» **What is needed**: Repeat the material below exactly, line for line.
■ ■ ■ ■ ■ ■ ■
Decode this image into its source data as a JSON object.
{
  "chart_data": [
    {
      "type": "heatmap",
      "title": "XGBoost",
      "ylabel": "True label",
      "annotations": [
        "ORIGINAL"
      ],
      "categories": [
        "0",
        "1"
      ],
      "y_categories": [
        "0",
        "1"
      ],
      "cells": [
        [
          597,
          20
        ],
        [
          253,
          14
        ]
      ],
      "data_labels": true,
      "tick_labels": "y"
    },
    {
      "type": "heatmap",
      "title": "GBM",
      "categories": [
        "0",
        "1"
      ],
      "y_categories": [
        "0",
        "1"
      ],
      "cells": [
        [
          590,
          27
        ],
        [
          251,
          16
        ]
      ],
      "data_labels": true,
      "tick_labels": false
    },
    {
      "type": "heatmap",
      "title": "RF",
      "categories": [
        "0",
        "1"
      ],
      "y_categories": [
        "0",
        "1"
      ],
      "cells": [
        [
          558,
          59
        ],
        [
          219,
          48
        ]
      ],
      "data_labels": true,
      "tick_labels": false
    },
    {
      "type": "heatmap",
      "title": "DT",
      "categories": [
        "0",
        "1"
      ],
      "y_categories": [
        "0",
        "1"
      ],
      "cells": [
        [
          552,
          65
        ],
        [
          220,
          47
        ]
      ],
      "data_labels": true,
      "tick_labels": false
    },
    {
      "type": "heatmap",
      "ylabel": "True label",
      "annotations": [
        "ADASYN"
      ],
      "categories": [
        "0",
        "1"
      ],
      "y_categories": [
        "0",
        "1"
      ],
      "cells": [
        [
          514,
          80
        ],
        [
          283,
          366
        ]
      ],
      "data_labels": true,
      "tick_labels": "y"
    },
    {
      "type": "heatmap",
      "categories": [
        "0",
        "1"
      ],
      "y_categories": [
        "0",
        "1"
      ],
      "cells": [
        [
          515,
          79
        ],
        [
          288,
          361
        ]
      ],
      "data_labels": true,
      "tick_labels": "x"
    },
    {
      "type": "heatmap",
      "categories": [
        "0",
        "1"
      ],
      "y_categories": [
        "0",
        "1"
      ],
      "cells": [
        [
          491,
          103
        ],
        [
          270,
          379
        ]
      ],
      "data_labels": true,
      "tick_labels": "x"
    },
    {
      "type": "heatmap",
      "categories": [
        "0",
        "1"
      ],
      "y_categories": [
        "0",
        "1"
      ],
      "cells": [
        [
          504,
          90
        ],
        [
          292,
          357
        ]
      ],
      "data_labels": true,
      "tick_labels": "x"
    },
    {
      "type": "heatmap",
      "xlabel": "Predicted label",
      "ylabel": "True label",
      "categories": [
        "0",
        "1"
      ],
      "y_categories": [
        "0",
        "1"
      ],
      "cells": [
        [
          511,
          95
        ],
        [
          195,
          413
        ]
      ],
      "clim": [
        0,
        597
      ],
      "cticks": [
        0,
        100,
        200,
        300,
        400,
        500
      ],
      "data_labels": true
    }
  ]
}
■ ■ ■ ■ ■ ■ ■
» **Result of this exercise**:
Decode this image into its source data as a JSON object.
{
  "chart_data": [
    {
      "type": "heatmap",
      "title": "XGBoost",
      "ylabel": "True label",
      "annotations": [
        "ORIGINAL"
      ],
      "categories": [
        "0",
        "1"
      ],
      "y_categories": [
        "0",
        "1"
      ],
      "cells": [
        [
          597,
          20
        ],
        [
          253,
          14
        ]
      ],
      "data_labels": true,
      "tick_labels": "y"
    },
    {
      "type": "heatmap",
      "title": "GBM",
      "categories": [
        "0",
        "1"
      ],
      "y_categories": [
        "0",
        "1"
      ],
      "cells": [
        [
          590,
          27
        ],
        [
          251,
          16
        ]
      ],
      "data_labels": true,
      "tick_labels": false
    },
    {
      "type": "heatmap",
      "title": "RF",
      "categories": [
        "0",
        "1"
      ],
      "y_categories": [
        "0",
        "1"
      ],
      "cells": [
        [
          558,
          59
        ],
        [
          219,
          48
        ]
      ],
      "data_labels": true,
      "tick_labels": false
    },
    {
      "type": "heatmap",
      "title": "DT",
      "categories": [
        "0",
        "1"
      ],
      "y_categories": [
        "0",
        "1"
      ],
      "cells": [
        [
          552,
          65
        ],
        [
          220,
          47
        ]
      ],
      "data_labels": true,
      "tick_labels": false
    },
    {
      "type": "heatmap",
      "ylabel": "True label",
      "annotations": [
        "ADASYN"
      ],
      "categories": [
        "0",
        "1"
      ],
      "y_categories": [
        "0",
        "1"
      ],
      "cells": [
        [
          514,
          80
        ],
        [
          283,
          366
        ]
      ],
      "data_labels": true,
      "tick_labels": "y"
    },
    {
      "type": "heatmap",
      "categories": [
        "0",
        "1"
      ],
      "y_categories": [
        "0",
        "1"
      ],
      "cells": [
        [
          515,
          79
        ],
        [
          288,
          361
        ]
      ],
      "data_labels": true,
      "tick_labels": "x"
    },
    {
      "type": "heatmap",
      "categories": [
        "0",
        "1"
      ],
      "y_categories": [
        "0",
        "1"
      ],
      "cells": [
        [
          491,
          103
        ],
        [
          270,
          379
        ]
      ],
      "data_labels": true,
      "tick_labels": "x"
    },
    {
      "type": "heatmap",
      "categories": [
        "0",
        "1"
      ],
      "y_categories": [
        "0",
        "1"
      ],
      "cells": [
        [
          504,
          90
        ],
        [
          292,
          357
        ]
      ],
      "data_labels": true,
      "tick_labels": "x"
    },
    {
      "type": "heatmap",
      "xlabel": "Predicted label",
      "ylabel": "True label",
      "categories": [
        "0",
        "1"
      ],
      "y_categories": [
        "0",
        "1"
      ],
      "cells": [
        [
          511,
          95
        ],
        [
          195,
          413
        ]
      ],
      "clim": [
        0,
        597
      ],
      "cticks": [
        0,
        100,
        200,
        300,
        400,
        500
      ],
      "data_labels": true
    }
  ]
}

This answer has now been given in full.